In the hazardous waste management report, reproduce the stretch from "Environmental Health &" through "chemicals and paints." word for word.

= Passage to read =
########

Overall Rating Silver - expired
Overall Score 51.35
Liaison Stephanie Del Rosario
Submission Date Sept. 10, 2012
Executive Letter Download

STARS v1.1

California State University, Fullerton
OP-21: Hazardous Waste Management

Status Score Responsible Party
Complete 1.00 / 1.00 Curtis Plotkin
Director (Interim)
Environmental Health & Safety
"---" indicates that no data was submitted for this field

Does the institution have strategies in place to safely dispose of all hazardous, special (e.g. coal ash), universal, and non-regulated chemical waste and seek to minimize the presence of these materials on campus?:

A brief description of steps taken to reduce hazardous, special (e.g. coal ash), universal, and non-regulated chemical waste:

CSUF has implemented an aggressive program to protect human health and the environment. EHS has actively participated with academics to use less hazardous chemicals in teaching laboratories, wherever possible. EHS has been proactive in working with Campus Trades to replace more toxic, air polluting chemicals and paints with less toxic, less polluting chemicals and paints.

########

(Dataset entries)
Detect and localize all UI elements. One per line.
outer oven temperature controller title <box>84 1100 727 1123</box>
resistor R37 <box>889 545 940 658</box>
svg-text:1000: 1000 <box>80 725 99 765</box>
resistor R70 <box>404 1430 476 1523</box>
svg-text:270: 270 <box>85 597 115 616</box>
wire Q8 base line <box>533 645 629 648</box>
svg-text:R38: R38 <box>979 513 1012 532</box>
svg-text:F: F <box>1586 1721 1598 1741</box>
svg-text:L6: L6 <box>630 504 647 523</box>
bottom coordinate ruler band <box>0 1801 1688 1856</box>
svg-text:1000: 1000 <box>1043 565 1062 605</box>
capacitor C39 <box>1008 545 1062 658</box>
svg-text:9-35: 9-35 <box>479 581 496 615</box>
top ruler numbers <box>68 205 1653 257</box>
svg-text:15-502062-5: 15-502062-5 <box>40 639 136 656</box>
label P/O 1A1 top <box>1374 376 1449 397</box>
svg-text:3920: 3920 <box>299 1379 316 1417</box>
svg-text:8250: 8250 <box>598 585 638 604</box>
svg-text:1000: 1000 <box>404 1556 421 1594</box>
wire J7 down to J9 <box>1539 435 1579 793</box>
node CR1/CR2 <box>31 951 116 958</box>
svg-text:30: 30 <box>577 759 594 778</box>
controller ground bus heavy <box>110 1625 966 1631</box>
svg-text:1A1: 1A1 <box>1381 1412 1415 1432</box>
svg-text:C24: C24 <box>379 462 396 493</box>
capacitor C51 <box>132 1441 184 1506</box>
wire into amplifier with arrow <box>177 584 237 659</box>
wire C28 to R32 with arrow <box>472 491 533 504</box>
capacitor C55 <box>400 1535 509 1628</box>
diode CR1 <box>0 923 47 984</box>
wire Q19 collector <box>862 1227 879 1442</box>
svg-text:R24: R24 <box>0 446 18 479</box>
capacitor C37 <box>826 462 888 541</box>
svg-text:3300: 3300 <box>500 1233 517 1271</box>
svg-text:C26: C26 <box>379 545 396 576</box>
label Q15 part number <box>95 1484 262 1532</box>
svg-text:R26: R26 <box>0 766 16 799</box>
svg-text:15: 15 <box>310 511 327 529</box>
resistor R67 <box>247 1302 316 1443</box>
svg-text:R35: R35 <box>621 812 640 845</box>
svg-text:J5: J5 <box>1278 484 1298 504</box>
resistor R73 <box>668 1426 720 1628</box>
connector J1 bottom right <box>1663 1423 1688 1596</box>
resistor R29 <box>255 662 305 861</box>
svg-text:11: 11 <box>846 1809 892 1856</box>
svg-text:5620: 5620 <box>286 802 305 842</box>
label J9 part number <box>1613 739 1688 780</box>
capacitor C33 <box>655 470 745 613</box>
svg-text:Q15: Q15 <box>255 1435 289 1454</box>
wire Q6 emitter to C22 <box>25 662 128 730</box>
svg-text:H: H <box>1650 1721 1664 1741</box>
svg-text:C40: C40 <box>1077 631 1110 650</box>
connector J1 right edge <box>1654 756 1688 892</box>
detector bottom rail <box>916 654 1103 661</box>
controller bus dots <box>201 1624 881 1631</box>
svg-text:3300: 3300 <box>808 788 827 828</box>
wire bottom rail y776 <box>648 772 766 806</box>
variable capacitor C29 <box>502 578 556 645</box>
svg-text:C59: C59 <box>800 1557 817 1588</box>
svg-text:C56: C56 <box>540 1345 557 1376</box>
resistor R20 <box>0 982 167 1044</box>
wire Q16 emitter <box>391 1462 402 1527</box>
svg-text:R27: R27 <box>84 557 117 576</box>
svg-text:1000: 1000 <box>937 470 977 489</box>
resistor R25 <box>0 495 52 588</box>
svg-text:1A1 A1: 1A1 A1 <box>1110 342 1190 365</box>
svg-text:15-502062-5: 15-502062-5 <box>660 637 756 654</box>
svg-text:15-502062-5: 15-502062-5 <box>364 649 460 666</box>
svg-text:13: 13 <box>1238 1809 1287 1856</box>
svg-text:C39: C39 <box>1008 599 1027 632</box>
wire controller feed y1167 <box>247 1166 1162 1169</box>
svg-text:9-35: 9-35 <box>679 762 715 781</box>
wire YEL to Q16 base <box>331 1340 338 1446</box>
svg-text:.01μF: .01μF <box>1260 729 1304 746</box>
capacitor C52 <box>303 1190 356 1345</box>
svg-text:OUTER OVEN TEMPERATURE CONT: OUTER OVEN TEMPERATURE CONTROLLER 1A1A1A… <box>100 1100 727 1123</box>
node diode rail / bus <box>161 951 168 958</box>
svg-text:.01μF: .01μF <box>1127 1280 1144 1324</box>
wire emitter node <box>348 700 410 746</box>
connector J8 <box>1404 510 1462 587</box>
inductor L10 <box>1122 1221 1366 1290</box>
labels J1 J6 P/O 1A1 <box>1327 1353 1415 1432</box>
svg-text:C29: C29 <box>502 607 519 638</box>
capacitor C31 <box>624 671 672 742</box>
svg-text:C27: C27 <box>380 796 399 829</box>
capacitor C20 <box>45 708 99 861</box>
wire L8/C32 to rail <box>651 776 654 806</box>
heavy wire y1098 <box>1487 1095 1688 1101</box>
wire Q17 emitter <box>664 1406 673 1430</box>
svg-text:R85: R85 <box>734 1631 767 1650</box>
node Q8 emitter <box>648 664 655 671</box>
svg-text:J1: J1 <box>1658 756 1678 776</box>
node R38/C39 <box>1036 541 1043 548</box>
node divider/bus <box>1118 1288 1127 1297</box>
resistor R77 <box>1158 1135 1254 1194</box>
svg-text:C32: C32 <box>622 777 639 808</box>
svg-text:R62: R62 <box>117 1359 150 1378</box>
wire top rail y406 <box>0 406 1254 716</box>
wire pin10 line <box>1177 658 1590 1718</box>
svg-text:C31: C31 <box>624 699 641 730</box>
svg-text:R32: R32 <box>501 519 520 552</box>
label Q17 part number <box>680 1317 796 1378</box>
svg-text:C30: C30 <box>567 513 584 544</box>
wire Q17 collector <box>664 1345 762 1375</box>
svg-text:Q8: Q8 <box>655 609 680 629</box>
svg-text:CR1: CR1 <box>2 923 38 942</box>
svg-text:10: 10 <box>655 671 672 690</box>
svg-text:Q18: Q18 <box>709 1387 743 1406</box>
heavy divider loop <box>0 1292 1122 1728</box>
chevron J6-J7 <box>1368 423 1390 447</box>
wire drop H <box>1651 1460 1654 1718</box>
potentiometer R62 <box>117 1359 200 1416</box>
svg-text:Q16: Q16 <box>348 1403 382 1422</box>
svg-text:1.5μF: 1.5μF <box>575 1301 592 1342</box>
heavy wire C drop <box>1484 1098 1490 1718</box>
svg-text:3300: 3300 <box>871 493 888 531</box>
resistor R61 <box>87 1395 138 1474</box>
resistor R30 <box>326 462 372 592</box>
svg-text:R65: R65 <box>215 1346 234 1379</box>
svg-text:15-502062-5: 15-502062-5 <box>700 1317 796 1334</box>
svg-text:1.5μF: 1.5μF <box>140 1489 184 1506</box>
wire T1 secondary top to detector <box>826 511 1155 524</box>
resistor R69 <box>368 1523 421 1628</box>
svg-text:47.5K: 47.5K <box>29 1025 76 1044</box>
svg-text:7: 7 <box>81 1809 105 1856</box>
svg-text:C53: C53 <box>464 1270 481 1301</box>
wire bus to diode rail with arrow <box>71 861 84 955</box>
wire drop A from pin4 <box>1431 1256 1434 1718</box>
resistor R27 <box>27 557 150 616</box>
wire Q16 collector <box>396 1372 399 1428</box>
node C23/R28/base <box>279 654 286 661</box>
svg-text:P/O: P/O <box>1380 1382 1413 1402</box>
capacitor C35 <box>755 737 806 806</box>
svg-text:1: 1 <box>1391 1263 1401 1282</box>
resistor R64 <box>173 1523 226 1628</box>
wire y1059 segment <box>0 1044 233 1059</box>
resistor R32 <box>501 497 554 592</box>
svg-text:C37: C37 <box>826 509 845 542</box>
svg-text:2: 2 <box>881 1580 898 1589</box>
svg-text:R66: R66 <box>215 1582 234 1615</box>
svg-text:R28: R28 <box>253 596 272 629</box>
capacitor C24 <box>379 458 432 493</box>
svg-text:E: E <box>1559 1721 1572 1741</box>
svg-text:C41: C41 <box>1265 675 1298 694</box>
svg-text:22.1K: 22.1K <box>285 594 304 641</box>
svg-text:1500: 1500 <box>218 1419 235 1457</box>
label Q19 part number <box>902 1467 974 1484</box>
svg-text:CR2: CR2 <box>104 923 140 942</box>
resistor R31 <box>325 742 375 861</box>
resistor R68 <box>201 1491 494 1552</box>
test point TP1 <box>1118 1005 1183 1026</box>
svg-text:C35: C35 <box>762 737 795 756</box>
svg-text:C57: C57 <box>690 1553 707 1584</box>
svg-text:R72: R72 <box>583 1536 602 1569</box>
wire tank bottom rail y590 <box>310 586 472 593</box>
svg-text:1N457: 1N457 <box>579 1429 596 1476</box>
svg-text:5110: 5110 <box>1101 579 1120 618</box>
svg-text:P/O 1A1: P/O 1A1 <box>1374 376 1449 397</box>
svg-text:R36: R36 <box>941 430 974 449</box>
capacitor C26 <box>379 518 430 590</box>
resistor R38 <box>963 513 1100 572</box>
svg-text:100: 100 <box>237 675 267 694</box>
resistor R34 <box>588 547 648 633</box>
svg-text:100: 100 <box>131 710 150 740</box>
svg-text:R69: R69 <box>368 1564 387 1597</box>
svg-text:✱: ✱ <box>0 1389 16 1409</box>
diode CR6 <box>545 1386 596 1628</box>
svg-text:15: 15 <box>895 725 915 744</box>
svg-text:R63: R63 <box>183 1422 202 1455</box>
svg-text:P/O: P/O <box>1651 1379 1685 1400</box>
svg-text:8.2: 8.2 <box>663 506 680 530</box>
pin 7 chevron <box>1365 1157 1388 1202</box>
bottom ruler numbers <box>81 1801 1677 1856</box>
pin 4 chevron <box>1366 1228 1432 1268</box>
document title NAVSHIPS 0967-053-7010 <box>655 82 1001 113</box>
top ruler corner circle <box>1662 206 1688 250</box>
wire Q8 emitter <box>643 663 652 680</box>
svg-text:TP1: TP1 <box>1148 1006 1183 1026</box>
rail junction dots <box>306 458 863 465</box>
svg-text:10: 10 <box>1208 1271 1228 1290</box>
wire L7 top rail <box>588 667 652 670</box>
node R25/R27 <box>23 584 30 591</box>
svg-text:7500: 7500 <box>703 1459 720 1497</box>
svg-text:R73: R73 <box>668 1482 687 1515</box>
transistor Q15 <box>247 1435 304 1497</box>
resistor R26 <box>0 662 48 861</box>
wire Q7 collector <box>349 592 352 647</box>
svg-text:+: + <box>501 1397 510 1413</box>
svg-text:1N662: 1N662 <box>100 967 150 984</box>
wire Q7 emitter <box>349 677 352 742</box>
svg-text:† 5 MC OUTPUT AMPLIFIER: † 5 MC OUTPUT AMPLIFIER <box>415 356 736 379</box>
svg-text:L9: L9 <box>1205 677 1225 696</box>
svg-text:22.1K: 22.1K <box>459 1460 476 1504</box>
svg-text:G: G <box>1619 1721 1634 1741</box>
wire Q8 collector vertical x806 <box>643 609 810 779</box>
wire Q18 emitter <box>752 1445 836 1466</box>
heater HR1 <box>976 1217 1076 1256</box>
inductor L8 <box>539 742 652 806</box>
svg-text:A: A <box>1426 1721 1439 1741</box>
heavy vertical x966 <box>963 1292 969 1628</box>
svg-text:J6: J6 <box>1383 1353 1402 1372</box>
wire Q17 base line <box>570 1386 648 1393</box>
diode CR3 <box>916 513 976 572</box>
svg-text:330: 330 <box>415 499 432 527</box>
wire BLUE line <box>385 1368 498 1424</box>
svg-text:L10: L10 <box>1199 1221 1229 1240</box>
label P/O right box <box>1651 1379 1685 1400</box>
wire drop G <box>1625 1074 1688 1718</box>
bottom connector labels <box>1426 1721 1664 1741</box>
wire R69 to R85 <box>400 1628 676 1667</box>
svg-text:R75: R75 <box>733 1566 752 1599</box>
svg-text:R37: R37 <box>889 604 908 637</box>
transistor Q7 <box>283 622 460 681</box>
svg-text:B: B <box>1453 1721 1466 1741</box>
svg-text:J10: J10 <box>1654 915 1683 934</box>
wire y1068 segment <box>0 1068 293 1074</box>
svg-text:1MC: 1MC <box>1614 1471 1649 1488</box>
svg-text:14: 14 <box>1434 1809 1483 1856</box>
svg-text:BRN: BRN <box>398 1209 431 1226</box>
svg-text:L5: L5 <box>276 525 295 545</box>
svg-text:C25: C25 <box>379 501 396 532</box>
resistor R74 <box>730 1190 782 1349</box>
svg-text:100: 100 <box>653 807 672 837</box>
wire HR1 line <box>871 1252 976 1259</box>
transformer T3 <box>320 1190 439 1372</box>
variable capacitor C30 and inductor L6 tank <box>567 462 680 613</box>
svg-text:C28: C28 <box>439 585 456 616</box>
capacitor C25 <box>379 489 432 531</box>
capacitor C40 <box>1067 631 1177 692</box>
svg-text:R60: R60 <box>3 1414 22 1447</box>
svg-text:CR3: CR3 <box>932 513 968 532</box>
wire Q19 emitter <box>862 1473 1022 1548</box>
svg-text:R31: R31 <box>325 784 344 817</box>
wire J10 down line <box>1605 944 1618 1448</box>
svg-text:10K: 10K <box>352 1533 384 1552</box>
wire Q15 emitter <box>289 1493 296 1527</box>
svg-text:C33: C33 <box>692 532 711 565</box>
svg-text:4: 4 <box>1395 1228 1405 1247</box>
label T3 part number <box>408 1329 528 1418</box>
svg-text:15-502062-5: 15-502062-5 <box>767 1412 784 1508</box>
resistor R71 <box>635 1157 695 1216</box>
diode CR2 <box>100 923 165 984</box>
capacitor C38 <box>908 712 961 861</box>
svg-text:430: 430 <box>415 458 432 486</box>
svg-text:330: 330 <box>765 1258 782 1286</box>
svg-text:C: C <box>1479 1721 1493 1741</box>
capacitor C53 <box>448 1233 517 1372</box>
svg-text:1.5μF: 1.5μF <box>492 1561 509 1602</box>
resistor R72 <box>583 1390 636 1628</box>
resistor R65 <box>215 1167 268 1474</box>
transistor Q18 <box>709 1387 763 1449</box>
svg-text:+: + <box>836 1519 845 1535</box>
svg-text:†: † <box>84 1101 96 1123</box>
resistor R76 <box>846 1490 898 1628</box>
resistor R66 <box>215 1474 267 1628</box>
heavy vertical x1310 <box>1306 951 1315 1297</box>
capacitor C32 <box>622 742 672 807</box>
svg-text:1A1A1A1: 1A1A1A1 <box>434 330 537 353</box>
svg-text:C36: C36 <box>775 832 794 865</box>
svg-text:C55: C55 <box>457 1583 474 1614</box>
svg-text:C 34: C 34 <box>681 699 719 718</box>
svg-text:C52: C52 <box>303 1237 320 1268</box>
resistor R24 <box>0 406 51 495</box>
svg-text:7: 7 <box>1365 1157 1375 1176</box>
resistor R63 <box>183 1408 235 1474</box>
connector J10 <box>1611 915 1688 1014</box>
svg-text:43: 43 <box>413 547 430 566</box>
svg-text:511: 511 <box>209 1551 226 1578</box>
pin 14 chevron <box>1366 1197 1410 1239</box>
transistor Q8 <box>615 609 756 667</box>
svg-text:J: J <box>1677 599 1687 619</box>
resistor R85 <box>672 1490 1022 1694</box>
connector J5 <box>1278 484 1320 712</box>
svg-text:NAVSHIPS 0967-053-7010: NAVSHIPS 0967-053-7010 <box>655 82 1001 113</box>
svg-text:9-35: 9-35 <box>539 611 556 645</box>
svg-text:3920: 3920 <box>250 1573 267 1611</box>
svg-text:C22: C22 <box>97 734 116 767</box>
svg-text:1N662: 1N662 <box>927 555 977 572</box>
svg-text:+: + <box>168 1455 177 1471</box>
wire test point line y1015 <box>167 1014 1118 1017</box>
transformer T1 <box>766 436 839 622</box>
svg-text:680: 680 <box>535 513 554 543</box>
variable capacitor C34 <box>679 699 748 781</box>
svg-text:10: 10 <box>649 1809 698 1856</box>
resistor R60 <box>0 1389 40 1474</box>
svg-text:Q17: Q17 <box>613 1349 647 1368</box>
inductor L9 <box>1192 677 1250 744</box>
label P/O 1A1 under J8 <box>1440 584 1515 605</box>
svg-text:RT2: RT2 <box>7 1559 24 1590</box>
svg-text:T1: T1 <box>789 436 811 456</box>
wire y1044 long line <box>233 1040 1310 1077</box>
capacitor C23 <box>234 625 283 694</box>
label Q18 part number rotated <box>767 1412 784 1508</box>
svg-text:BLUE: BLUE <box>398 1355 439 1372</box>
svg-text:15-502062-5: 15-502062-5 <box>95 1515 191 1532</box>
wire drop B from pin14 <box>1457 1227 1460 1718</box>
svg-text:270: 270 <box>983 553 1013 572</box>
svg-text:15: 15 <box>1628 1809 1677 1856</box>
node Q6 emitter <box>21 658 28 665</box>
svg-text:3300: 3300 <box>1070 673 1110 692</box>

########

= Expected output =
Environmental Health & Safety
"---" indicates that no data was submitted for this field

Does the institution have strategies in place to safely dispose of all hazardous, special (e.g. coal ash), universal, and non-regulated chemical waste and seek to minimize the presence of these materials on campus?:

A brief description of steps taken to reduce hazardous, special (e.g. coal ash), universal, and non-regulated chemical waste:

CSUF has implemented an aggressive program to protect human health and the environment. EHS has actively participated with academics to use less hazardous chemicals in teaching laboratories, wherever possible. EHS has been proactive in working with Campus Trades to replace more toxic, air polluting chemicals and paints with less toxic, less polluting chemicals and paints.